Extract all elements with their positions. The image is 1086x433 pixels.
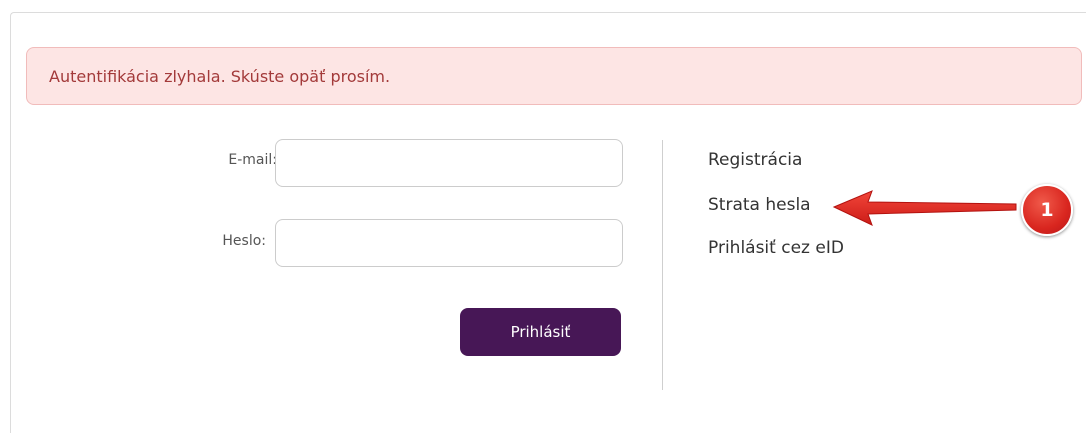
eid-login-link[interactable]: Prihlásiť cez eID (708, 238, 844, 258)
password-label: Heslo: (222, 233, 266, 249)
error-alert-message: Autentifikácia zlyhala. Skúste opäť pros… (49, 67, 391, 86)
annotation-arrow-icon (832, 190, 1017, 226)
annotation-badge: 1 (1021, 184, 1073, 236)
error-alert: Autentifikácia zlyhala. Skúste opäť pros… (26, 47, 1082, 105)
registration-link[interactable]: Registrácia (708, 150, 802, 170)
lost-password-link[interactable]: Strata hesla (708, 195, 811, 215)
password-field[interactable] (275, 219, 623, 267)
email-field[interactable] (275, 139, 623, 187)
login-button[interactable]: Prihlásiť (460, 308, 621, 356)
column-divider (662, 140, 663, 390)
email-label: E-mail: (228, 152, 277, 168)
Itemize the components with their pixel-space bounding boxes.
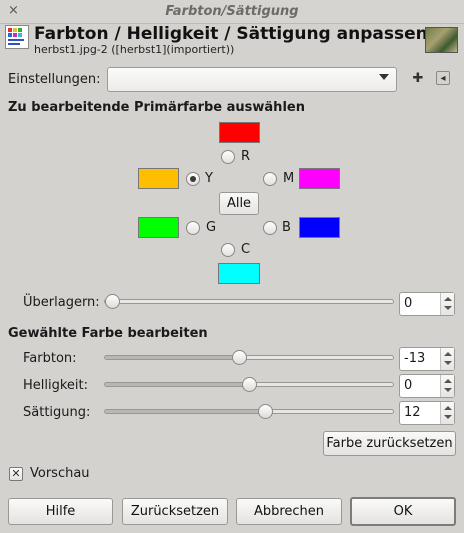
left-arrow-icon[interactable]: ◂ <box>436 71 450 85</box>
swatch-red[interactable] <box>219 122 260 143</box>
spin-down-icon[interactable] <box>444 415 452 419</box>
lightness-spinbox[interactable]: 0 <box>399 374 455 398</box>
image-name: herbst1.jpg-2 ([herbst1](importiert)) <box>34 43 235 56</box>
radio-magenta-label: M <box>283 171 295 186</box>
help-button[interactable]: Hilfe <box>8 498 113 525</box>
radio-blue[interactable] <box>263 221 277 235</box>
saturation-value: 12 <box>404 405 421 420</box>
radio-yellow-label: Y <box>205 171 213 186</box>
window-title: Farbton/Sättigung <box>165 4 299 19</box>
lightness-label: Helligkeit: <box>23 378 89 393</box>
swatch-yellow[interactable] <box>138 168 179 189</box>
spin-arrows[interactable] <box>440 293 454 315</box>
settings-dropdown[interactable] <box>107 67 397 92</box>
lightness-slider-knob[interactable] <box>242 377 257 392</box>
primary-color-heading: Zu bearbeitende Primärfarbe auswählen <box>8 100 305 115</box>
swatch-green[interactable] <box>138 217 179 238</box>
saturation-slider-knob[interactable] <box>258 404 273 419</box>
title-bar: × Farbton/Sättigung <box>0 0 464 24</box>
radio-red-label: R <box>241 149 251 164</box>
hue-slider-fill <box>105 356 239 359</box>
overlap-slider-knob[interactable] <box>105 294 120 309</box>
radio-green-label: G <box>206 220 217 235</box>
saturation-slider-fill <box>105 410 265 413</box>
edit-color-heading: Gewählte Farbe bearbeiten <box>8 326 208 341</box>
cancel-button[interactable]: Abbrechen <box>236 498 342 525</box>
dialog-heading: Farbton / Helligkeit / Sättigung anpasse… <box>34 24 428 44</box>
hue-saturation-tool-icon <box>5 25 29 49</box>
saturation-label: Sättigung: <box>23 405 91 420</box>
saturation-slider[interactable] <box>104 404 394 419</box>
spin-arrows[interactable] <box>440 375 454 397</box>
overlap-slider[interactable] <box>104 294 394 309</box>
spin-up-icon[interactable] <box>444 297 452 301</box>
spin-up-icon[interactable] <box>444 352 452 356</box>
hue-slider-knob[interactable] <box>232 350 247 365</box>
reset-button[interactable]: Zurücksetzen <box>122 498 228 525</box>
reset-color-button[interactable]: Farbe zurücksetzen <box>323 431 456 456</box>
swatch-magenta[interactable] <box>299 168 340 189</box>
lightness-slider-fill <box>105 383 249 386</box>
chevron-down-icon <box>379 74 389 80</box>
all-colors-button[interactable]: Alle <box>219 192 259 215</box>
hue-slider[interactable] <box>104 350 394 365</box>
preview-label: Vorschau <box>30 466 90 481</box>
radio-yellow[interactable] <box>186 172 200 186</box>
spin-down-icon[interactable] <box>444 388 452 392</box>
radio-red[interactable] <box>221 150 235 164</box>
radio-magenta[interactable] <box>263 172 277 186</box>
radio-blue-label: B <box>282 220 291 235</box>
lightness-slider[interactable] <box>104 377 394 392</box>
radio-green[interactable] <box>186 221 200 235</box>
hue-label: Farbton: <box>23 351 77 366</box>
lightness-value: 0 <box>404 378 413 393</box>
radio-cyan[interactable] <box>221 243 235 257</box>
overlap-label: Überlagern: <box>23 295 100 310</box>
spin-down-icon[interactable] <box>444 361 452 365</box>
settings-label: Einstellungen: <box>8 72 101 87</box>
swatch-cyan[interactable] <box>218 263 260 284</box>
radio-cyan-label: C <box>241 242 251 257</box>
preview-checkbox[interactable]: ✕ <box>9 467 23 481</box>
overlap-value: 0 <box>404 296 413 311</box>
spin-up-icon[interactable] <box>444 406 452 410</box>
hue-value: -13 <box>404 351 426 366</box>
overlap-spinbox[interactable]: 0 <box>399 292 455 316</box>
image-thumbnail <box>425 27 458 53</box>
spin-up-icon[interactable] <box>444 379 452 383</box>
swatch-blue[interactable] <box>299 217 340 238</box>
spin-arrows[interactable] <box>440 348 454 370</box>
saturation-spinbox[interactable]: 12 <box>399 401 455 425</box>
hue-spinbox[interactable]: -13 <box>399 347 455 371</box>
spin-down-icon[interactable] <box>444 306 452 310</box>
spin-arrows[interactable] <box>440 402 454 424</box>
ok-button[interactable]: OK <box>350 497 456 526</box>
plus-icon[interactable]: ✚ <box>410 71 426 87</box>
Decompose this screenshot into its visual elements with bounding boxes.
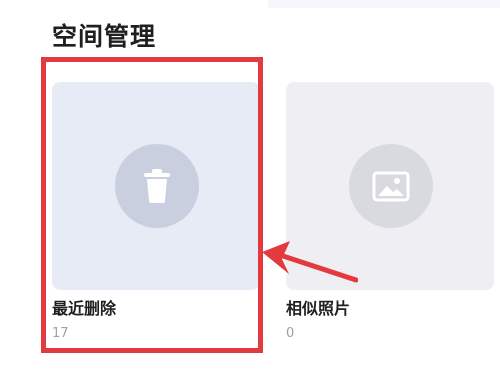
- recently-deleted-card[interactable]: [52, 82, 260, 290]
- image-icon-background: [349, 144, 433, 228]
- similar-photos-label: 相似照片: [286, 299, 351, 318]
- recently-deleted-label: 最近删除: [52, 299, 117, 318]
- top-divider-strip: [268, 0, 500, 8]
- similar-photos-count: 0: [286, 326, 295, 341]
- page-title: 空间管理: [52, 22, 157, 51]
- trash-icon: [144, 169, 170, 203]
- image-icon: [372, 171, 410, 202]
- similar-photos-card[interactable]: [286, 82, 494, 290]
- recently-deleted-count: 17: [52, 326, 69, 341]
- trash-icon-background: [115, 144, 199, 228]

========

# Problem details:
Copy the lines of the listing above verbatim, from the line with "- recently-deleted-card[interactable]: [52, 82, 260, 290]" to the line with "- top-divider-strip: [268, 0, 500, 8]", including both of those lines.

# Output of the exercise:
- recently-deleted-card[interactable]: [52, 82, 260, 290]
- image-icon-background: [349, 144, 433, 228]
- similar-photos-label: 相似照片: [286, 299, 351, 318]
- recently-deleted-label: 最近删除: [52, 299, 117, 318]
- top-divider-strip: [268, 0, 500, 8]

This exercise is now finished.